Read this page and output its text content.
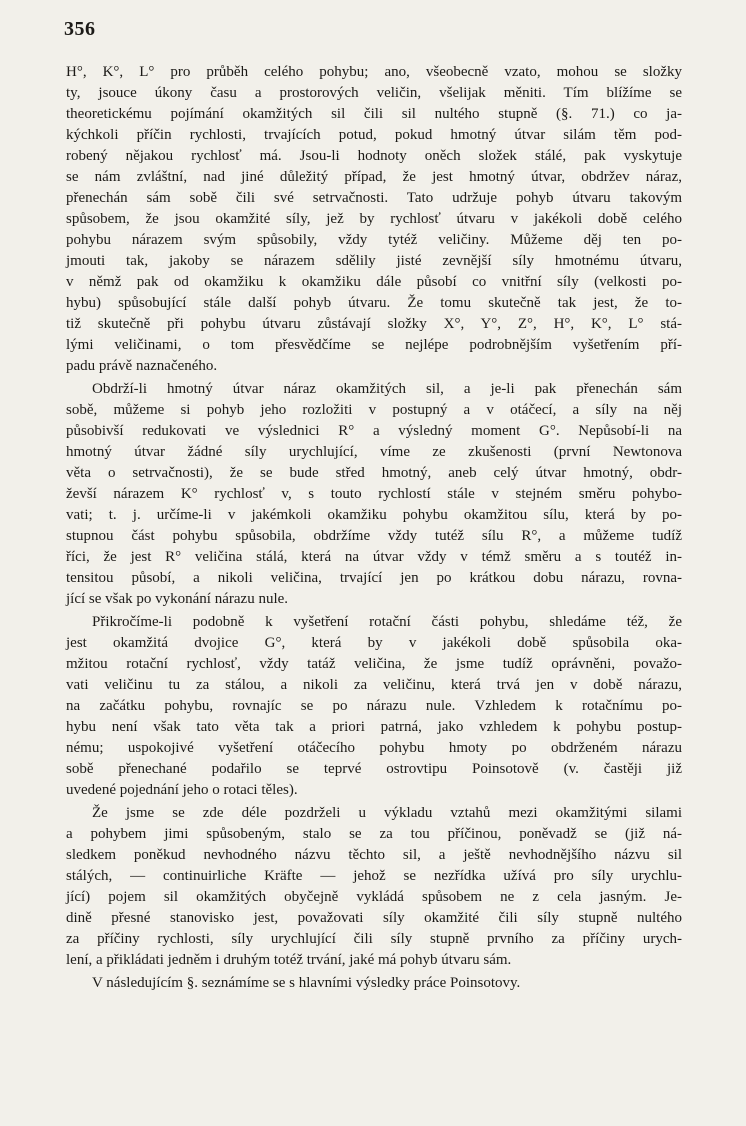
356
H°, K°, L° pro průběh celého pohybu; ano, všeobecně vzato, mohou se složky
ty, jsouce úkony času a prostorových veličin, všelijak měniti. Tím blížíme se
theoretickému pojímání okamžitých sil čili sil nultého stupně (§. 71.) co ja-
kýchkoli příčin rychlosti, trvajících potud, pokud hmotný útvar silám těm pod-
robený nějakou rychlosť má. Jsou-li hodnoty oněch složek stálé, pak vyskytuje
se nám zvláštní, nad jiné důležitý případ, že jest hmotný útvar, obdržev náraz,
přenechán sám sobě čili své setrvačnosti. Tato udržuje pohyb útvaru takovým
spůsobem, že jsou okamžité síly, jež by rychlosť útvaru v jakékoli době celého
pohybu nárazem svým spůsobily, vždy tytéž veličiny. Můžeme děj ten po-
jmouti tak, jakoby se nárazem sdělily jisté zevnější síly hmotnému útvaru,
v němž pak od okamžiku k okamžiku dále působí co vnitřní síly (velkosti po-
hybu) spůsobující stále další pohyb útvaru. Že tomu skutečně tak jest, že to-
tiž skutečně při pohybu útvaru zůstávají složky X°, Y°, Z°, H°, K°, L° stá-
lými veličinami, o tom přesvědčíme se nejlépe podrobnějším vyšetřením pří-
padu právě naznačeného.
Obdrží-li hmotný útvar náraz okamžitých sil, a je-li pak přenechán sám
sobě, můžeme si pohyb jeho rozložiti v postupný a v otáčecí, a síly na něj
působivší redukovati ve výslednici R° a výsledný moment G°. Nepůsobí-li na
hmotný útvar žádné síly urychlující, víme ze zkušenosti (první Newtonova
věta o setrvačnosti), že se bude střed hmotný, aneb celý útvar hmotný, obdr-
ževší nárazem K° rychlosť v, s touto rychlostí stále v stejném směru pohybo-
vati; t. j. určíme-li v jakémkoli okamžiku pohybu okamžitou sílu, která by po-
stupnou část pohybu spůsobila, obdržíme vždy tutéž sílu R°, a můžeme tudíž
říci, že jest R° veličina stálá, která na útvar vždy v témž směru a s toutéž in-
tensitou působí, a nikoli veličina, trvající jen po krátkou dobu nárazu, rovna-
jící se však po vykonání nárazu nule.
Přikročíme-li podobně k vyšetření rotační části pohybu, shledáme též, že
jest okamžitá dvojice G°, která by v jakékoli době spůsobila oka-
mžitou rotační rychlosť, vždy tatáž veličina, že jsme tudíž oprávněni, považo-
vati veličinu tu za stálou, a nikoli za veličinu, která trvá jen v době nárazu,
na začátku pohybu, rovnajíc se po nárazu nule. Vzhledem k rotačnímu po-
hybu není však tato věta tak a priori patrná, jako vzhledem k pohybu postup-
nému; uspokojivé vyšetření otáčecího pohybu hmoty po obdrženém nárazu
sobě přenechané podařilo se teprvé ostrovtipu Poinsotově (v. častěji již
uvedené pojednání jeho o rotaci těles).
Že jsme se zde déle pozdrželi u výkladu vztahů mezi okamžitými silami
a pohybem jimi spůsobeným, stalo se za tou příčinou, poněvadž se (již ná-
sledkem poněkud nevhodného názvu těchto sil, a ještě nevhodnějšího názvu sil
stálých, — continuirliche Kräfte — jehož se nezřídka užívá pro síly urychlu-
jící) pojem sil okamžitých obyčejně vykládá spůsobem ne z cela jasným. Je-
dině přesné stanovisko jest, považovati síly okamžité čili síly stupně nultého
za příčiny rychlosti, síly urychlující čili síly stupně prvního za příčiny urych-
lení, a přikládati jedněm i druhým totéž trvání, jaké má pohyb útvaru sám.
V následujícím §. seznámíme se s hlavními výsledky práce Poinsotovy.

...

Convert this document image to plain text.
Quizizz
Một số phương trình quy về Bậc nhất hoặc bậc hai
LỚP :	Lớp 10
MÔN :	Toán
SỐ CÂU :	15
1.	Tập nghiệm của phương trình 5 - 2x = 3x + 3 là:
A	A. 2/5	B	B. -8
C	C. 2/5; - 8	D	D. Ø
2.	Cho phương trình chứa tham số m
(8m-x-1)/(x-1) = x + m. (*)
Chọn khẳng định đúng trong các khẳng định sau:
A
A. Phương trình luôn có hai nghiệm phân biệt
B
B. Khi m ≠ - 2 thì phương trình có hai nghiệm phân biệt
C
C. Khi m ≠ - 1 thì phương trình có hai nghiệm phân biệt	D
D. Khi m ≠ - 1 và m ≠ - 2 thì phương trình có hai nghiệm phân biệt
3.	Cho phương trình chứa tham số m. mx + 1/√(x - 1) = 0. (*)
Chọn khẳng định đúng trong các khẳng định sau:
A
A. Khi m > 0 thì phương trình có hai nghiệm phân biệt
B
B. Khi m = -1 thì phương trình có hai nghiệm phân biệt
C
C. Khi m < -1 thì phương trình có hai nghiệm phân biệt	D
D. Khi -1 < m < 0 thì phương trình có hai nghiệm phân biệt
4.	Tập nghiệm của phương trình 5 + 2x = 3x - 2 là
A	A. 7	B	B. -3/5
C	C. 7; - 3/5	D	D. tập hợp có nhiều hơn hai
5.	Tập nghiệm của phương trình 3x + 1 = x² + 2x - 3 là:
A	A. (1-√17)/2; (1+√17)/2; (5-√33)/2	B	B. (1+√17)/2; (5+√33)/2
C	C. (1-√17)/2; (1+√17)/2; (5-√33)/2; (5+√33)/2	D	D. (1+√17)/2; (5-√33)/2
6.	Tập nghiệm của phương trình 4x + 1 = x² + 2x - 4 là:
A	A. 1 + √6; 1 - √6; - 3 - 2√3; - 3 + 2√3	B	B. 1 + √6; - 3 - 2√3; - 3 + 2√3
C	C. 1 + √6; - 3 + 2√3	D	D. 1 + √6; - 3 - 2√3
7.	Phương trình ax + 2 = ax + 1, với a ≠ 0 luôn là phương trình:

* * *

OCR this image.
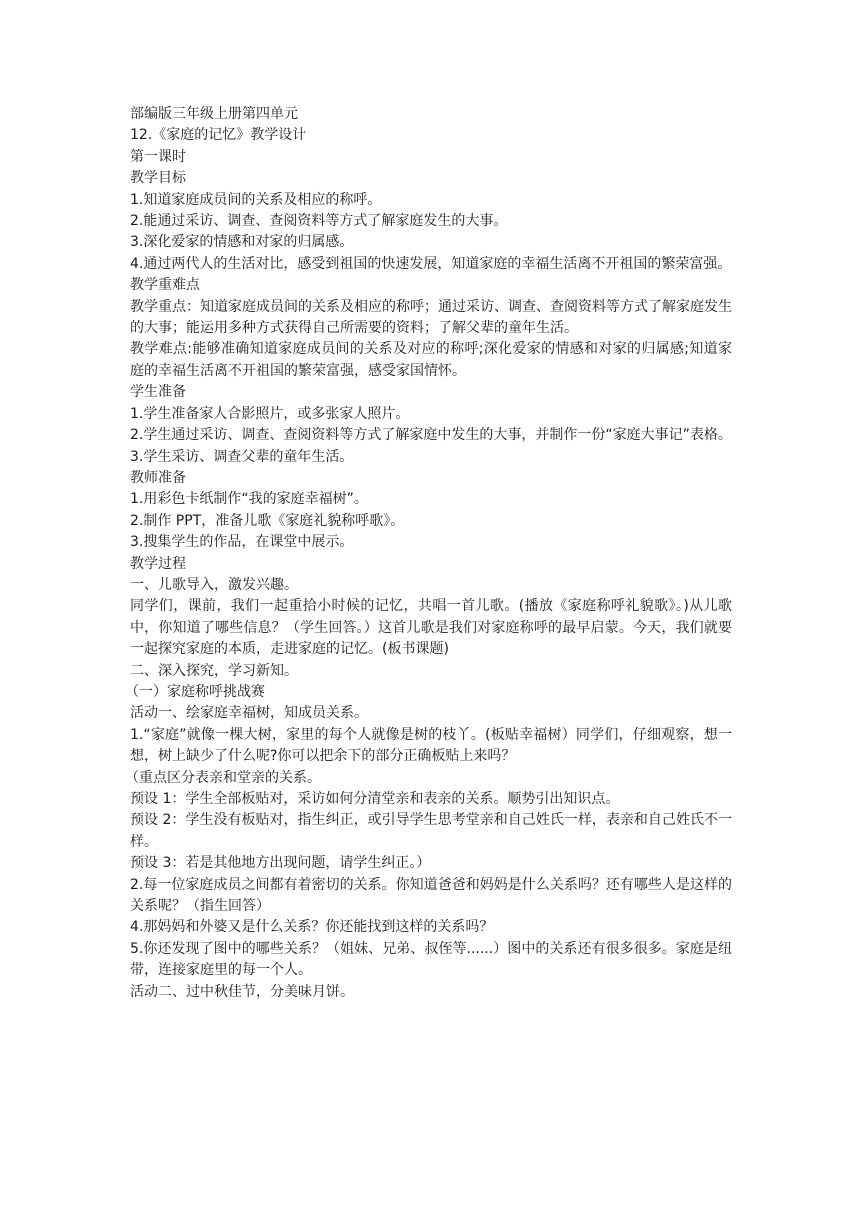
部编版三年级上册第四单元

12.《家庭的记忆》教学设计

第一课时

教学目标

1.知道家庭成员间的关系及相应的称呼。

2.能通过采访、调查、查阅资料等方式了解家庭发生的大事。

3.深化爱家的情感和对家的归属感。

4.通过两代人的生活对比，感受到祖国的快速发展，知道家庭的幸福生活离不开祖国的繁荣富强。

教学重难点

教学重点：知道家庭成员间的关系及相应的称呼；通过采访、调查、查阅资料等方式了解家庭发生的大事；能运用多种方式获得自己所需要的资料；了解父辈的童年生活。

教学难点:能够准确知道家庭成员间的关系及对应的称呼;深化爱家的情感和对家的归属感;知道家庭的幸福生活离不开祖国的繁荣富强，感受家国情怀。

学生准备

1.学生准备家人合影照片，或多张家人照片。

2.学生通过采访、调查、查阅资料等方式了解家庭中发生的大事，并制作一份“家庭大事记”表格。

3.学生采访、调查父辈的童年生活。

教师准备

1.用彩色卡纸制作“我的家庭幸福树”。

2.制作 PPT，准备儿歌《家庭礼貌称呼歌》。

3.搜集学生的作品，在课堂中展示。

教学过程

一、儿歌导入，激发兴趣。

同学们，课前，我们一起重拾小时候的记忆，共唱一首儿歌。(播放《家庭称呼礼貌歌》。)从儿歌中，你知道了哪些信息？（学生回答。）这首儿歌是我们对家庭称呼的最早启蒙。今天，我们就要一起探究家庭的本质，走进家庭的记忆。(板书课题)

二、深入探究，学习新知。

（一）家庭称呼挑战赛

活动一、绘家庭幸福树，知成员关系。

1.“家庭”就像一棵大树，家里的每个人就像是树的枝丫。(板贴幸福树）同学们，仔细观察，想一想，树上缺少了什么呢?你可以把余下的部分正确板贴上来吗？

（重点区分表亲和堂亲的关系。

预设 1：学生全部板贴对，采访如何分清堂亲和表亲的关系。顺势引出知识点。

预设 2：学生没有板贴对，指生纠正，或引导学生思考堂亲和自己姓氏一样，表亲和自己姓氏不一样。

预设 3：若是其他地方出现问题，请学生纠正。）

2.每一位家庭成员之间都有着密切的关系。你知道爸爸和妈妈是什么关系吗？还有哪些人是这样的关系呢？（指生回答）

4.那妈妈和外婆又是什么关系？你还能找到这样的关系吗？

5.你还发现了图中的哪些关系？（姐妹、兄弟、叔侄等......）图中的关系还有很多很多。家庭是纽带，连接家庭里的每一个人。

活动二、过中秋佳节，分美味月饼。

## [WHAT THIS TASK INVOLVES]
Check each line above for the string "image" and report how many lines have it, giving only the number.

## [REPLY]
2